- **Task to carry out**
Write out every entry exactly as it appears.

[Data records]
________________

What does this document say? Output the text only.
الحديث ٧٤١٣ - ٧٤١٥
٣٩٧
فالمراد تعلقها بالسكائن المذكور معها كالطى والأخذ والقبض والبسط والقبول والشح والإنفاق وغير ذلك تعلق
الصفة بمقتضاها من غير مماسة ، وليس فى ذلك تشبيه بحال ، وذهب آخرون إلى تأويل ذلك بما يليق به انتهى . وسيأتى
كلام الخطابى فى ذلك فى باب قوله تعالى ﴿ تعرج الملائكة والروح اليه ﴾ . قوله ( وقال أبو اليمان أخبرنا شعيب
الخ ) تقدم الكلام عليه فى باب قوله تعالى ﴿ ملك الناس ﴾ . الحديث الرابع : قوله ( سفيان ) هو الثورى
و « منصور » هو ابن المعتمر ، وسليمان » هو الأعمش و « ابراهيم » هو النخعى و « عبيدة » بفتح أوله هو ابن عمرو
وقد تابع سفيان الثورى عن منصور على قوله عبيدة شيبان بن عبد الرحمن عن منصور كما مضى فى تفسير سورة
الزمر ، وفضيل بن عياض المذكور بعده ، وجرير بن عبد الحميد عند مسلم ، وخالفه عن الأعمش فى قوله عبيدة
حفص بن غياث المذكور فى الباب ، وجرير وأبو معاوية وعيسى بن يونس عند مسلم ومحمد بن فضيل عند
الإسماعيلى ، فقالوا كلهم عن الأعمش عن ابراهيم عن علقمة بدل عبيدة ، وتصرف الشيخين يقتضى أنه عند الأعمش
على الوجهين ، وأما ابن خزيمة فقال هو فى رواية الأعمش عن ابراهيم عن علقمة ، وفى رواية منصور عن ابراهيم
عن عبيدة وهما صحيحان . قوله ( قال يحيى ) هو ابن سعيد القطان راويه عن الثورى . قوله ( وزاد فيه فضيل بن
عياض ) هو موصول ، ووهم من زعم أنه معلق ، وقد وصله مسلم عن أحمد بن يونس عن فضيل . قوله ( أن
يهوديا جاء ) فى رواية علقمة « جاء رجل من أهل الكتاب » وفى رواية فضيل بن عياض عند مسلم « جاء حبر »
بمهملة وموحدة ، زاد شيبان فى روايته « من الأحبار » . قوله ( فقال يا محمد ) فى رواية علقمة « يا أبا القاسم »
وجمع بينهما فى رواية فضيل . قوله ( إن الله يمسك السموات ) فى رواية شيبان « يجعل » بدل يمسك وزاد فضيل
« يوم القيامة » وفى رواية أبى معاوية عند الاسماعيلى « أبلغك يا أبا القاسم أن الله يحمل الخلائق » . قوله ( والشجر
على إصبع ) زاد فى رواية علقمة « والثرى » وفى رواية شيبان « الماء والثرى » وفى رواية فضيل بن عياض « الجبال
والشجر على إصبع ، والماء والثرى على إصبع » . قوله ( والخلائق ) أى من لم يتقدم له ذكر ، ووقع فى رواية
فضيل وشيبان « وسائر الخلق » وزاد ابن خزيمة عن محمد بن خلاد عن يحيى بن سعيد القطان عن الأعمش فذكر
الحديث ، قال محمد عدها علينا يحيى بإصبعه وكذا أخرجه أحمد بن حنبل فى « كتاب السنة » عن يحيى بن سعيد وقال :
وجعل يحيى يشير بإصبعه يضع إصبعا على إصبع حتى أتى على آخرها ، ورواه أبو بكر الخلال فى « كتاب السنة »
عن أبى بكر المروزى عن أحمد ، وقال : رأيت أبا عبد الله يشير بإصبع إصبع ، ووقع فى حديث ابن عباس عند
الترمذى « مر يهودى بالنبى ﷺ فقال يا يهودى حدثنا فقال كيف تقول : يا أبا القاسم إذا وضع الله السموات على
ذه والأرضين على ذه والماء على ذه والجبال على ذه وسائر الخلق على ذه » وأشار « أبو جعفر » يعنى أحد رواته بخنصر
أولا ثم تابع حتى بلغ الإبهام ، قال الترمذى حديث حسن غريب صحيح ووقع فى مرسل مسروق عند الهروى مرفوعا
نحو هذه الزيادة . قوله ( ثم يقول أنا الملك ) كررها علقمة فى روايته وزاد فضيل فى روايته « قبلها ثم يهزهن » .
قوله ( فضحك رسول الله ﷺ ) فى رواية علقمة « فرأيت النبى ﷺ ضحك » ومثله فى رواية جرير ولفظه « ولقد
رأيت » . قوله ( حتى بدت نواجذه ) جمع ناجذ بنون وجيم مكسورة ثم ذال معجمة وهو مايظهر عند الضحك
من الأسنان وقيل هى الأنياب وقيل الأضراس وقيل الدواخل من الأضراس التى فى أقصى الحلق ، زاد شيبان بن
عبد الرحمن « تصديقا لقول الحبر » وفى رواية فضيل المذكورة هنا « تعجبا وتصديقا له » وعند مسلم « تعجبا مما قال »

________________

- **Reply to the exercise**
What does this document say? Output the text only.
الحديث ٧٤١٣ - ٧٤١٥
٣٩٧
فالمراد تعلقها بالسكائن المذكور معها كالطى والأخذ والقبض والبسط والقبول والشح والإنفاق وغير ذلك تعلق
الصفة بمقتضاها من غير مماسة ، وليس فى ذلك تشبيه بحال ، وذهب آخرون إلى تأويل ذلك بما يليق به انتهى . وسيأتى
كلام الخطابى فى ذلك فى باب قوله تعالى ﴿ تعرج الملائكة والروح اليه ﴾ . قوله ( وقال أبو اليمان أخبرنا شعيب
الخ ) تقدم الكلام عليه فى باب قوله تعالى ﴿ ملك الناس ﴾ . الحديث الرابع : قوله ( سفيان ) هو الثورى
و « منصور » هو ابن المعتمر ، وسليمان » هو الأعمش و « ابراهيم » هو النخعى و « عبيدة » بفتح أوله هو ابن عمرو
وقد تابع سفيان الثورى عن منصور على قوله عبيدة شيبان بن عبد الرحمن عن منصور كما مضى فى تفسير سورة
الزمر ، وفضيل بن عياض المذكور بعده ، وجرير بن عبد الحميد عند مسلم ، وخالفه عن الأعمش فى قوله عبيدة
حفص بن غياث المذكور فى الباب ، وجرير وأبو معاوية وعيسى بن يونس عند مسلم ومحمد بن فضيل عند
الإسماعيلى ، فقالوا كلهم عن الأعمش عن ابراهيم عن علقمة بدل عبيدة ، وتصرف الشيخين يقتضى أنه عند الأعمش
على الوجهين ، وأما ابن خزيمة فقال هو فى رواية الأعمش عن ابراهيم عن علقمة ، وفى رواية منصور عن ابراهيم
عن عبيدة وهما صحيحان . قوله ( قال يحيى ) هو ابن سعيد القطان راويه عن الثورى . قوله ( وزاد فيه فضيل بن
عياض ) هو موصول ، ووهم من زعم أنه معلق ، وقد وصله مسلم عن أحمد بن يونس عن فضيل . قوله ( أن
يهوديا جاء ) فى رواية علقمة « جاء رجل من أهل الكتاب » وفى رواية فضيل بن عياض عند مسلم « جاء حبر »
بمهملة وموحدة ، زاد شيبان فى روايته « من الأحبار » . قوله ( فقال يا محمد ) فى رواية علقمة « يا أبا القاسم »
وجمع بينهما فى رواية فضيل . قوله ( إن الله يمسك السموات ) فى رواية شيبان « يجعل » بدل يمسك وزاد فضيل
« يوم القيامة » وفى رواية أبى معاوية عند الاسماعيلى « أبلغك يا أبا القاسم أن الله يحمل الخلائق » . قوله ( والشجر
على إصبع ) زاد فى رواية علقمة « والثرى » وفى رواية شيبان « الماء والثرى » وفى رواية فضيل بن عياض « الجبال
والشجر على إصبع ، والماء والثرى على إصبع » . قوله ( والخلائق ) أى من لم يتقدم له ذكر ، ووقع فى رواية
فضيل وشيبان « وسائر الخلق » وزاد ابن خزيمة عن محمد بن خلاد عن يحيى بن سعيد القطان عن الأعمش فذكر
الحديث ، قال محمد عدها علينا يحيى بإصبعه وكذا أخرجه أحمد بن حنبل فى « كتاب السنة » عن يحيى بن سعيد وقال :
وجعل يحيى يشير بإصبعه يضع إصبعا على إصبع حتى أتى على آخرها ، ورواه أبو بكر الخلال فى « كتاب السنة »
عن أبى بكر المروزى عن أحمد ، وقال : رأيت أبا عبد الله يشير بإصبع إصبع ، ووقع فى حديث ابن عباس عند
الترمذى « مر يهودى بالنبى ﷺ فقال يا يهودى حدثنا فقال كيف تقول : يا أبا القاسم إذا وضع الله السموات على
ذه والأرضين على ذه والماء على ذه والجبال على ذه وسائر الخلق على ذه » وأشار « أبو جعفر » يعنى أحد رواته بخنصر
أولا ثم تابع حتى بلغ الإبهام ، قال الترمذى حديث حسن غريب صحيح ووقع فى مرسل مسروق عند الهروى مرفوعا
نحو هذه الزيادة . قوله ( ثم يقول أنا الملك ) كررها علقمة فى روايته وزاد فضيل فى روايته « قبلها ثم يهزهن » .
قوله ( فضحك رسول الله ﷺ ) فى رواية علقمة « فرأيت النبى ﷺ ضحك » ومثله فى رواية جرير ولفظه « ولقد
رأيت » . قوله ( حتى بدت نواجذه ) جمع ناجذ بنون وجيم مكسورة ثم ذال معجمة وهو مايظهر عند الضحك
من الأسنان وقيل هى الأنياب وقيل الأضراس وقيل الدواخل من الأضراس التى فى أقصى الحلق ، زاد شيبان بن
عبد الرحمن « تصديقا لقول الحبر » وفى رواية فضيل المذكورة هنا « تعجبا وتصديقا له » وعند مسلم « تعجبا مما قال »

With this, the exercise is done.